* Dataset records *
------------------------------------

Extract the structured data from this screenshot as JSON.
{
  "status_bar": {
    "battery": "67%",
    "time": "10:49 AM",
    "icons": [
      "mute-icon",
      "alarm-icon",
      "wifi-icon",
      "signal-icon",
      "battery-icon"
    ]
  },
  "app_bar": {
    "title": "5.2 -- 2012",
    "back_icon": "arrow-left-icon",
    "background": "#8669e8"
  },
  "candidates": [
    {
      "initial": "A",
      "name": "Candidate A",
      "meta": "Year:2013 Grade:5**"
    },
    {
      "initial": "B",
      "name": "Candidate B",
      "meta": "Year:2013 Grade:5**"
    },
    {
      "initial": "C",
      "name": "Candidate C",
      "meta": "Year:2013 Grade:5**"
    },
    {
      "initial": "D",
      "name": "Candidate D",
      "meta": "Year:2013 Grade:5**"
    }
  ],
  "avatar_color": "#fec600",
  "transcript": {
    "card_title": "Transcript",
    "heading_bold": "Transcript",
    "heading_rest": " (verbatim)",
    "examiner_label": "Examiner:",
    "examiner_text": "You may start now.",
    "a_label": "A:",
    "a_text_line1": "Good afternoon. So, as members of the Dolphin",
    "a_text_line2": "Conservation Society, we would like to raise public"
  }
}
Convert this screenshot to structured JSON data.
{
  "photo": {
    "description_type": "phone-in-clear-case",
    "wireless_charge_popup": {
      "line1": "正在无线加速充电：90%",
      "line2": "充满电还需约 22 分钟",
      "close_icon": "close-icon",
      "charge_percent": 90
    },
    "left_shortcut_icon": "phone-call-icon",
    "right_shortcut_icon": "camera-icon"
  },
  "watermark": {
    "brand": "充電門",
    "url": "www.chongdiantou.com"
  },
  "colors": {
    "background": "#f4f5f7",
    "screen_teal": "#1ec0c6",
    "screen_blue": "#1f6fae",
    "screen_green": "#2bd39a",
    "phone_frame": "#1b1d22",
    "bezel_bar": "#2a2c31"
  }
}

------------------------------------

* What is being asked *
Copy all the entries verbatim.

* Completed exercise *
Extract the structured data from this screenshot as JSON.
{
  "status_bar": {
    "battery": "67%",
    "time": "10:49 AM",
    "icons": [
      "mute-icon",
      "alarm-icon",
      "wifi-icon",
      "signal-icon",
      "battery-icon"
    ]
  },
  "app_bar": {
    "title": "5.2 -- 2012",
    "back_icon": "arrow-left-icon",
    "background": "#8669e8"
  },
  "candidates": [
    {
      "initial": "A",
      "name": "Candidate A",
      "meta": "Year:2013 Grade:5**"
    },
    {
      "initial": "B",
      "name": "Candidate B",
      "meta": "Year:2013 Grade:5**"
    },
    {
      "initial": "C",
      "name": "Candidate C",
      "meta": "Year:2013 Grade:5**"
    },
    {
      "initial": "D",
      "name": "Candidate D",
      "meta": "Year:2013 Grade:5**"
    }
  ],
  "avatar_color": "#fec600",
  "transcript": {
    "card_title": "Transcript",
    "heading_bold": "Transcript",
    "heading_rest": " (verbatim)",
    "examiner_label": "Examiner:",
    "examiner_text": "You may start now.",
    "a_label": "A:",
    "a_text_line1": "Good afternoon. So, as members of the Dolphin",
    "a_text_line2": "Conservation Society, we would like to raise public"
  }
}
Convert this screenshot to structured JSON data.
{
  "photo": {
    "description_type": "phone-in-clear-case",
    "wireless_charge_popup": {
      "line1": "正在无线加速充电：90%",
      "line2": "充满电还需约 22 分钟",
      "close_icon": "close-icon",
      "charge_percent": 90
    },
    "left_shortcut_icon": "phone-call-icon",
    "right_shortcut_icon": "camera-icon"
  },
  "watermark": {
    "brand": "充電門",
    "url": "www.chongdiantou.com"
  },
  "colors": {
    "background": "#f4f5f7",
    "screen_teal": "#1ec0c6",
    "screen_blue": "#1f6fae",
    "screen_green": "#2bd39a",
    "phone_frame": "#1b1d22",
    "bezel_bar": "#2a2c31"
  }
}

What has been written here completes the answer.